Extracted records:
========================

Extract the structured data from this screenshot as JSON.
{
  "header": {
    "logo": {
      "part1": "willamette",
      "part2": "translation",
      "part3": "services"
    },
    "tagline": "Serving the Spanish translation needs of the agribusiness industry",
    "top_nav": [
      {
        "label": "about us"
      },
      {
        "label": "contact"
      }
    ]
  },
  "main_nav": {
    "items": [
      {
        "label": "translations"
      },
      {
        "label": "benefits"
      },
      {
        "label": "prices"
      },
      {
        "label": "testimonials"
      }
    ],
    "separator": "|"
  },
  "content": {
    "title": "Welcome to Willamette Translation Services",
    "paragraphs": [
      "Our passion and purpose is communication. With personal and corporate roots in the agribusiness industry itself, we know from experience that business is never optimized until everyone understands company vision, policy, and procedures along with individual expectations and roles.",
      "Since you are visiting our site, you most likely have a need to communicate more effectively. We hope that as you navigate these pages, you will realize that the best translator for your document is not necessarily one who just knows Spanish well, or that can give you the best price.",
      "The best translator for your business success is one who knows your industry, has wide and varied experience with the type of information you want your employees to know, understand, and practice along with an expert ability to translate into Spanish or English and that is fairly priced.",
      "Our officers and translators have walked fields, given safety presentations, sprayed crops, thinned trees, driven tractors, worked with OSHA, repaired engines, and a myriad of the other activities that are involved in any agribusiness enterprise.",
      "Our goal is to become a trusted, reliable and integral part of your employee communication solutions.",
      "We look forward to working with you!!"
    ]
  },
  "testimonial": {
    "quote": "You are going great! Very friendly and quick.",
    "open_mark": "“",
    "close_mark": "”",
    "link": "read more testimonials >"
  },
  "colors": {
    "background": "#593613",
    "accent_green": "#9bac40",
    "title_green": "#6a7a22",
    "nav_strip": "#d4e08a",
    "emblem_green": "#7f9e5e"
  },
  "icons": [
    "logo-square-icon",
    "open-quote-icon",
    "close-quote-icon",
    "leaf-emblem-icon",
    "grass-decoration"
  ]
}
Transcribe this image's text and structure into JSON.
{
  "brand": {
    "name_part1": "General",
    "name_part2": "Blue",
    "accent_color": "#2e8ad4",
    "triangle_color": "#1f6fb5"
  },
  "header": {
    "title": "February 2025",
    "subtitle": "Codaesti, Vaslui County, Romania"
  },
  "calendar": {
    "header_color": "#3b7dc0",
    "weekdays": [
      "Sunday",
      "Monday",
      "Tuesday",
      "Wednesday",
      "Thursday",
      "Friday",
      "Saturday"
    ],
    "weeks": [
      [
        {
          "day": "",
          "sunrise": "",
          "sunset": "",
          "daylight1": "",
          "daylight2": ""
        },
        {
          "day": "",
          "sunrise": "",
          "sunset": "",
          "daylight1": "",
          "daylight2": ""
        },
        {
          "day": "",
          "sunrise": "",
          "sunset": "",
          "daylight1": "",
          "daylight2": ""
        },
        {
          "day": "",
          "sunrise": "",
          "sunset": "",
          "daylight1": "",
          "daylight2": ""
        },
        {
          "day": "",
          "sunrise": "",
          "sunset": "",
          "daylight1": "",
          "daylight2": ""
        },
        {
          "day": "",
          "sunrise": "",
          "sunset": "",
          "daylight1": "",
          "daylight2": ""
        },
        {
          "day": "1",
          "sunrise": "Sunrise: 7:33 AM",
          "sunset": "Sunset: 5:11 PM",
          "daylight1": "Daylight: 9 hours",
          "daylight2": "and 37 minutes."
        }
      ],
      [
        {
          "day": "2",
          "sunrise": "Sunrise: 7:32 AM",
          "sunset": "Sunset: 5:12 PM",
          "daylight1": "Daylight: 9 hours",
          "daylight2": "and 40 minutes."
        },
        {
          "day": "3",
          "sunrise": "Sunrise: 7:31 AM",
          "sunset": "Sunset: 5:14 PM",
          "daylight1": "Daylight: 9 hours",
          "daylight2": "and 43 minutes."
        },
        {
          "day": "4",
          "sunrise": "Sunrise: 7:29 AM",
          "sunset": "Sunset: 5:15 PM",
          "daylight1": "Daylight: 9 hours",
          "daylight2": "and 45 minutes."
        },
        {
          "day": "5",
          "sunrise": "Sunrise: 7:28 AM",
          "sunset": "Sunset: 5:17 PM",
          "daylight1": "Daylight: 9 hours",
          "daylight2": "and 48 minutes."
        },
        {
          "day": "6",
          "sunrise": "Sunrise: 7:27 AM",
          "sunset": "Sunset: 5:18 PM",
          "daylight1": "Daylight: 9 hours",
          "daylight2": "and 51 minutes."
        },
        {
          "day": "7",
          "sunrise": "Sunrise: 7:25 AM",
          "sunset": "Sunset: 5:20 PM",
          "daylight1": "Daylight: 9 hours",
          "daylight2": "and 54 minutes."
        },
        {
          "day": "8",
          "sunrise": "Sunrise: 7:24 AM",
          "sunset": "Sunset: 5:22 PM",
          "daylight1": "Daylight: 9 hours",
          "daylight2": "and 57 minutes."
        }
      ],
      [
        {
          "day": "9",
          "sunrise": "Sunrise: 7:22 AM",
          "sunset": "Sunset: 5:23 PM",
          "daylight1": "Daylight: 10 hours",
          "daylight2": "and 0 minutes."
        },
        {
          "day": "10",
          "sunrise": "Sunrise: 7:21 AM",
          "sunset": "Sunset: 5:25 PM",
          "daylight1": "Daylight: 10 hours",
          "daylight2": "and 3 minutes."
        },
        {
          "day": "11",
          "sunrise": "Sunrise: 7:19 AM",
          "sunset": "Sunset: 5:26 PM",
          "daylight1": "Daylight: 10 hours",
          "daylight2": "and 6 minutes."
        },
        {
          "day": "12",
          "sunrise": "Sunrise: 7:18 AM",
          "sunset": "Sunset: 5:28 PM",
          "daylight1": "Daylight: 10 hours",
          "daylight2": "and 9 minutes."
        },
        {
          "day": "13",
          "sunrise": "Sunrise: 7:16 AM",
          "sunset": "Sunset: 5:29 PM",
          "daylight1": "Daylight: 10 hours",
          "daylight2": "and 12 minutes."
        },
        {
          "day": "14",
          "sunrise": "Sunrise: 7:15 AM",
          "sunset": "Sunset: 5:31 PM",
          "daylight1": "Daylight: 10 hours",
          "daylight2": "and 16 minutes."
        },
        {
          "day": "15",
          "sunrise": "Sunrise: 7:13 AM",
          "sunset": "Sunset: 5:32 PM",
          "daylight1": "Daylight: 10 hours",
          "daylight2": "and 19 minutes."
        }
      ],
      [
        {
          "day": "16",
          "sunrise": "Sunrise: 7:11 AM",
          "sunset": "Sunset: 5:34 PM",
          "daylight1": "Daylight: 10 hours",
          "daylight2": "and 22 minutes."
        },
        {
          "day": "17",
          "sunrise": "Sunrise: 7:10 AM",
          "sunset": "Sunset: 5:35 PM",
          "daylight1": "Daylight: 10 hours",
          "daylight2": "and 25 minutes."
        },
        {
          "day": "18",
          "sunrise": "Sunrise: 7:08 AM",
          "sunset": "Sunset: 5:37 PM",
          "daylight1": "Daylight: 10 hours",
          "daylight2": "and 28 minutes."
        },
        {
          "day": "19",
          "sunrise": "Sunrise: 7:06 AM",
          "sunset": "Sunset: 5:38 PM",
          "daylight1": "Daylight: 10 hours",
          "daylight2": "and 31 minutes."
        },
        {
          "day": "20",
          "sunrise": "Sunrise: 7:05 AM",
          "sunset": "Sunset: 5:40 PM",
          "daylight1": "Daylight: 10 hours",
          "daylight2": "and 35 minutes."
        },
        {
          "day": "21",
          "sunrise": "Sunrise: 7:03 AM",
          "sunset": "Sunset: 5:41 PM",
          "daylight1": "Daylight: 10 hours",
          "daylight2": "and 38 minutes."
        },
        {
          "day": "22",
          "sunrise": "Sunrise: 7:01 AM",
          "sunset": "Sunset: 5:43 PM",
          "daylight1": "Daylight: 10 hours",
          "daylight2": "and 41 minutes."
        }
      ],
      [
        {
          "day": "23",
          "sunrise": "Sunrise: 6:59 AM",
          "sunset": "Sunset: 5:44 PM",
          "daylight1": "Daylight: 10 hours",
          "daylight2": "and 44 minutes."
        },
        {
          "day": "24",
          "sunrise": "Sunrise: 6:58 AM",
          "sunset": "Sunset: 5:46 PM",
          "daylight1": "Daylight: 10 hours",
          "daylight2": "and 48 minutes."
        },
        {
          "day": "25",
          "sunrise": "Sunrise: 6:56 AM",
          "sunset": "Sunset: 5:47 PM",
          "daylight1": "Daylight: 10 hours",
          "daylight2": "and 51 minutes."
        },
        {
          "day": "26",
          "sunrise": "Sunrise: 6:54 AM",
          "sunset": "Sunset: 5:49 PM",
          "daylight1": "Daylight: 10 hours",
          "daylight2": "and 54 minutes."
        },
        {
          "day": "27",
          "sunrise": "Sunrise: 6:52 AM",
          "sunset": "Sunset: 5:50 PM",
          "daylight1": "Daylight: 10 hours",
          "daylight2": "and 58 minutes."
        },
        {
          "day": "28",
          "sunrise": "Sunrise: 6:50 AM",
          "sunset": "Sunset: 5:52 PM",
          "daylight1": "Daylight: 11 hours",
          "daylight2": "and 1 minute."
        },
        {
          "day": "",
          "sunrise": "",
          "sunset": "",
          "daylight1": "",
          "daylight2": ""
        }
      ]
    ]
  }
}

========================

→ Task to carry out: Where a line of the entries contains the word "knows", copy that line.

→ Reply to the exercise:
      "Since you are visiting our site, you most likely have a need to communicate more effectively. We hope that as you navigate these pages, you will realize that the best translator for your document is not necessarily one who just knows Spanish well, or that can give you the best price.",
      "The best translator for your business success is one who knows your industry, has wide and varied experience with the type of information you want your employees to know, understand, and practice along with an expert ability to translate into Spanish or English and that is fairly priced.",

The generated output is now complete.